### WHAT YOU NEED TO DO
How many lines in the entries below contain the word "Direct"? Reply with the number alone.

### TASK MATERIAL
----

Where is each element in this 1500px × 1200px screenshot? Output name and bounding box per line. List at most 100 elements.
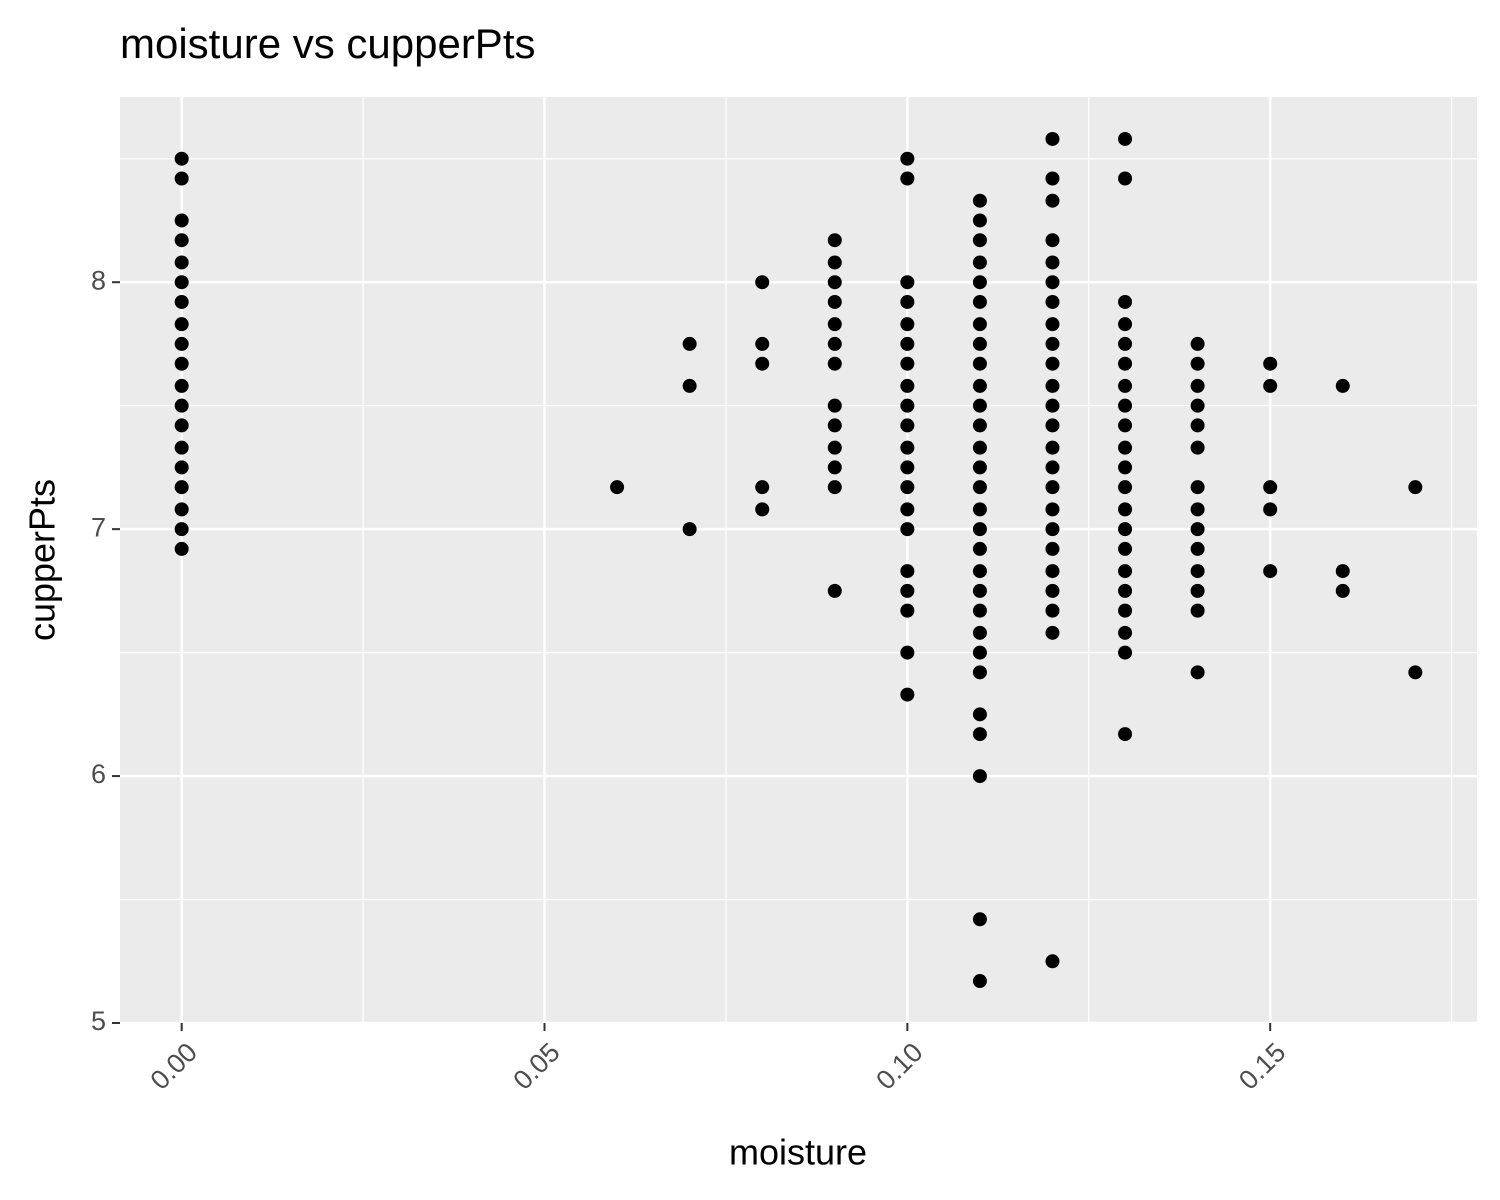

----

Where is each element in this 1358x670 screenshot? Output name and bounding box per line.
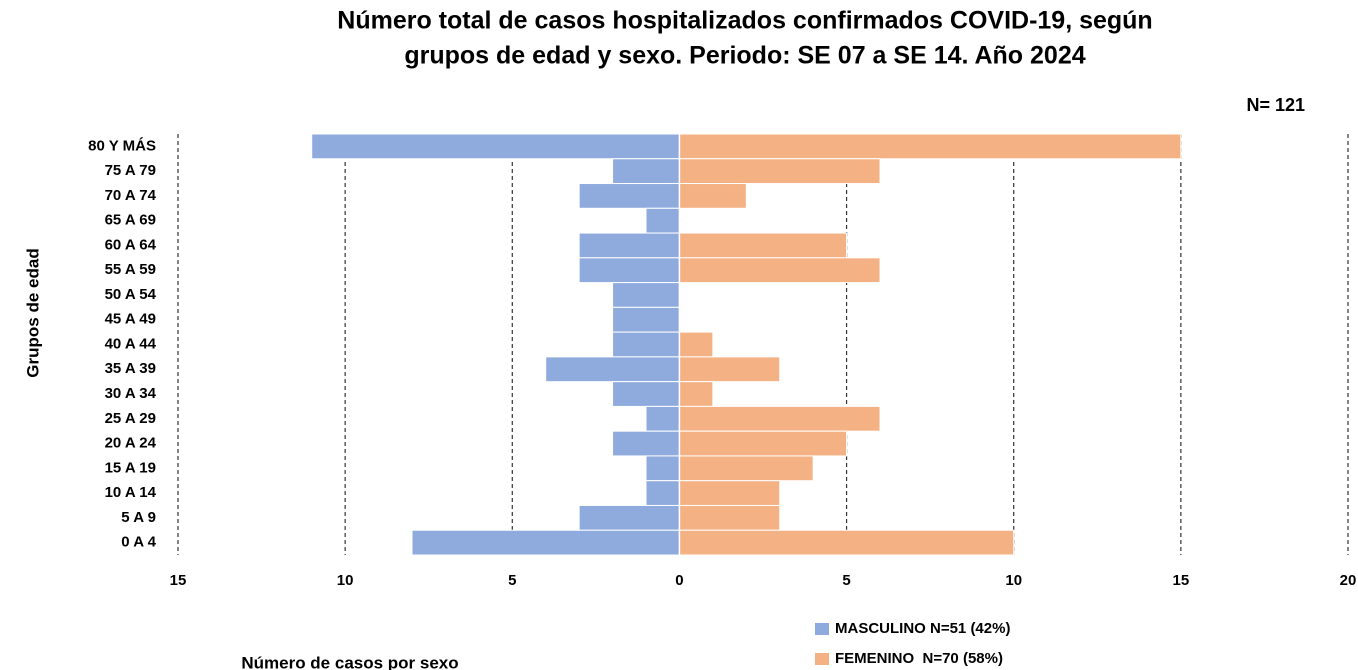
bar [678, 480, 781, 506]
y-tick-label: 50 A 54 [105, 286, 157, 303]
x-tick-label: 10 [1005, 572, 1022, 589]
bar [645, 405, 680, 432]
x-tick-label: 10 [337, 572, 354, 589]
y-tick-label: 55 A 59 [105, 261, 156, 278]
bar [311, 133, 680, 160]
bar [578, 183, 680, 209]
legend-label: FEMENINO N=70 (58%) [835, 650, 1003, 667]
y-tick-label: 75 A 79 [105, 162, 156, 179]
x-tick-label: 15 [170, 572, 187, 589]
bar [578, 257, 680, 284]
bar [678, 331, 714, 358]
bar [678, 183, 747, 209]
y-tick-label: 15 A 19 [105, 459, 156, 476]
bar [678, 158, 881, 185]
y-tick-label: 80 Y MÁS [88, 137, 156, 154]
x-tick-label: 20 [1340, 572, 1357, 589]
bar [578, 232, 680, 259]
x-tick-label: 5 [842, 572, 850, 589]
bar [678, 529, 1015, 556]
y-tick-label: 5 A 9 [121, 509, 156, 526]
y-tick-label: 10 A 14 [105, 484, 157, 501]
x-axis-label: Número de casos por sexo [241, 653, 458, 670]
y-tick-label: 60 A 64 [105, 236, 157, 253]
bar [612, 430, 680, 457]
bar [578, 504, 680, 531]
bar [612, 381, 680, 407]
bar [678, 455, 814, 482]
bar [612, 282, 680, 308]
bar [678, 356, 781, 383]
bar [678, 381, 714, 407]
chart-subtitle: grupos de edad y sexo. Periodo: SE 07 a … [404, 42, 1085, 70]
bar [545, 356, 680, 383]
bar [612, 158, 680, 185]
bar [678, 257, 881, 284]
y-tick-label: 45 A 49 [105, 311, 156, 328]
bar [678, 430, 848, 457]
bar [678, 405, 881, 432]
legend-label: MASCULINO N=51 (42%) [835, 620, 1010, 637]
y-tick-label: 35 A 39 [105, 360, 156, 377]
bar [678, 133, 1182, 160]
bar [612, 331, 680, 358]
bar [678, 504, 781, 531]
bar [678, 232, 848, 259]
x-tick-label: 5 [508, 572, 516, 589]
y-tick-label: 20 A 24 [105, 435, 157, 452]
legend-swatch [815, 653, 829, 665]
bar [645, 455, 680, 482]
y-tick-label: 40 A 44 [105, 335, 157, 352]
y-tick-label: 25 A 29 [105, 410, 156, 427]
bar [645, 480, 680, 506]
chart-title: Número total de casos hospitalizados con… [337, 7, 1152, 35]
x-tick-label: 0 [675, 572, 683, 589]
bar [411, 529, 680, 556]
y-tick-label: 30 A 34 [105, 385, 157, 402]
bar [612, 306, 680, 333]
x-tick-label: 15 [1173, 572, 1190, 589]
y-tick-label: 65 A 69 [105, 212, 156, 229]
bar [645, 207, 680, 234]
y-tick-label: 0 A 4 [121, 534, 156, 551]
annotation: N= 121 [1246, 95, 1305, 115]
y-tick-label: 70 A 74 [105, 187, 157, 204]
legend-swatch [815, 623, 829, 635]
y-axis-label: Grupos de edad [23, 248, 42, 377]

----

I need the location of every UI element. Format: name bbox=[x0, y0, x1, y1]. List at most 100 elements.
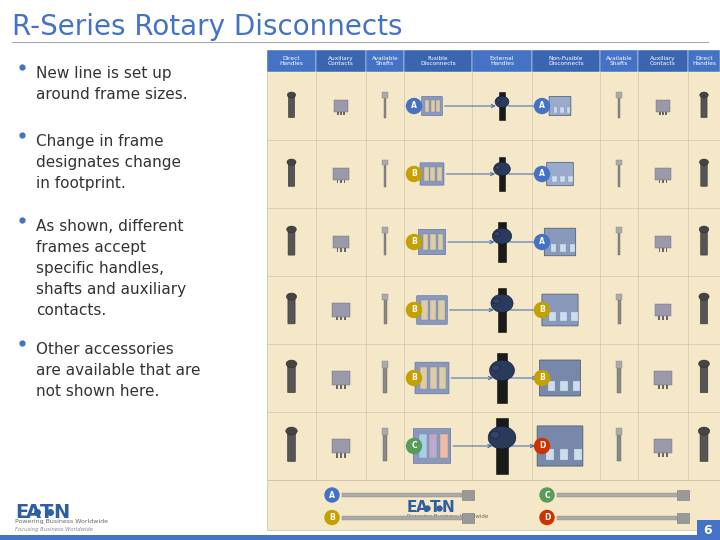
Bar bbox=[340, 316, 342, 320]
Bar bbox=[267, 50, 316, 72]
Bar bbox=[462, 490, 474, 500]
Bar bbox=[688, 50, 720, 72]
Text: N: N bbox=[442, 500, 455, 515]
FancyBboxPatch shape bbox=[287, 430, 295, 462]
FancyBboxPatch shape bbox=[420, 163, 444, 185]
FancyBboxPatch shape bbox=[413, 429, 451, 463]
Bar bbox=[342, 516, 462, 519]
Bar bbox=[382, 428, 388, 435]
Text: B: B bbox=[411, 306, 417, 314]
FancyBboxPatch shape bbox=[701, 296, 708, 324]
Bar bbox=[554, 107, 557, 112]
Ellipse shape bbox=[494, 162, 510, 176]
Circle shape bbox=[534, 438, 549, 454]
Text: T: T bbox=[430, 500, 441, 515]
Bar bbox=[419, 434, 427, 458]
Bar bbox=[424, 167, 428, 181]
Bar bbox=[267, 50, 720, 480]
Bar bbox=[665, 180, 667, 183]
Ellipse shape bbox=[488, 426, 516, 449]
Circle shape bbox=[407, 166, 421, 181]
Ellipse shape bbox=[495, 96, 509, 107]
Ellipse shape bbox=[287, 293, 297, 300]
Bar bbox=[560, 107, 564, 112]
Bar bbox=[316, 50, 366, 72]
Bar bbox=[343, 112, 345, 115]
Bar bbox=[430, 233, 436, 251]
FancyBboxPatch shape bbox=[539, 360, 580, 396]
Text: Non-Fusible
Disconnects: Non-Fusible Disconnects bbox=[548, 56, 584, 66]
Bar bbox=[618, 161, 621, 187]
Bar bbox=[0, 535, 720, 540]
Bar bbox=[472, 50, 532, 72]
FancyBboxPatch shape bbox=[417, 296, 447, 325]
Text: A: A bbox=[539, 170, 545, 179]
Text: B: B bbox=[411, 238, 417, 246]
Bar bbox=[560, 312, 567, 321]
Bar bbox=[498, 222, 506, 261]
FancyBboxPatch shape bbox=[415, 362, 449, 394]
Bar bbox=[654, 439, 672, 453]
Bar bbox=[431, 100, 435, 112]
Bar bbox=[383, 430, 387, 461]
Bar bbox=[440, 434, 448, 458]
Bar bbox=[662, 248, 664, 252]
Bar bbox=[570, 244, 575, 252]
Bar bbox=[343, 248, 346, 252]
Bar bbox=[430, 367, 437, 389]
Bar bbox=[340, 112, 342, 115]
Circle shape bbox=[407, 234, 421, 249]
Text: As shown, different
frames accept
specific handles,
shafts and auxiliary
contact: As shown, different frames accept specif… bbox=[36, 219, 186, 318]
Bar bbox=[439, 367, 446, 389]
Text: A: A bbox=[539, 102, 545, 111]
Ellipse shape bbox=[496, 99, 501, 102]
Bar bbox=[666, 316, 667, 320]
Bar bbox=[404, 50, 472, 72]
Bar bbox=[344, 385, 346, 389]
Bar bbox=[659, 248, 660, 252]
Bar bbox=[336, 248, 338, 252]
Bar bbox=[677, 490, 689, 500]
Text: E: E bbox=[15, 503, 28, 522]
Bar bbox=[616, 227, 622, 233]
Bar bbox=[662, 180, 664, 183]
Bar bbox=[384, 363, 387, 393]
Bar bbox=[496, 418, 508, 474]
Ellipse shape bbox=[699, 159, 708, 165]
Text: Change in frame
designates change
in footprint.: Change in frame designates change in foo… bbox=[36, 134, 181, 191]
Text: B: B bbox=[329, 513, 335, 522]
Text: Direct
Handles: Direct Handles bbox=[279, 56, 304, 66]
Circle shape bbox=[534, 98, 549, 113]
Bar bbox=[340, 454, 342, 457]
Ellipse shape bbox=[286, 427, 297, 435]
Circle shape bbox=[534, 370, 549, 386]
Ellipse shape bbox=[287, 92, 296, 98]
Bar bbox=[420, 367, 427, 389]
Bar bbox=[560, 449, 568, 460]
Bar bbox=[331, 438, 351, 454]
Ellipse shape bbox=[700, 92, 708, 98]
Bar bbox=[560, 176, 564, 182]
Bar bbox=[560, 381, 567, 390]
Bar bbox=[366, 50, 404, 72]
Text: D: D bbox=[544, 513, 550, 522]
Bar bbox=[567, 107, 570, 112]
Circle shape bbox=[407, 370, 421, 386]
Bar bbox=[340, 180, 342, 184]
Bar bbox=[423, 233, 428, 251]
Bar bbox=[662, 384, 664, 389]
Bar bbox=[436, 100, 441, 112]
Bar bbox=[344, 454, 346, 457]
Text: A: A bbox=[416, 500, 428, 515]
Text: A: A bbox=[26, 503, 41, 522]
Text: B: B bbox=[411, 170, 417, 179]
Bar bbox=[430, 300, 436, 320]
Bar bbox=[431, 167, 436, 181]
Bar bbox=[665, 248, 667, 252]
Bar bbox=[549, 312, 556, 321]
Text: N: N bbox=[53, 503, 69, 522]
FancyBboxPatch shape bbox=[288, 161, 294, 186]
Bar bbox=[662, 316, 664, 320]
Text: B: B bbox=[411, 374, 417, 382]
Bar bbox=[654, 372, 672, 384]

----

### ANSWER BELOW
2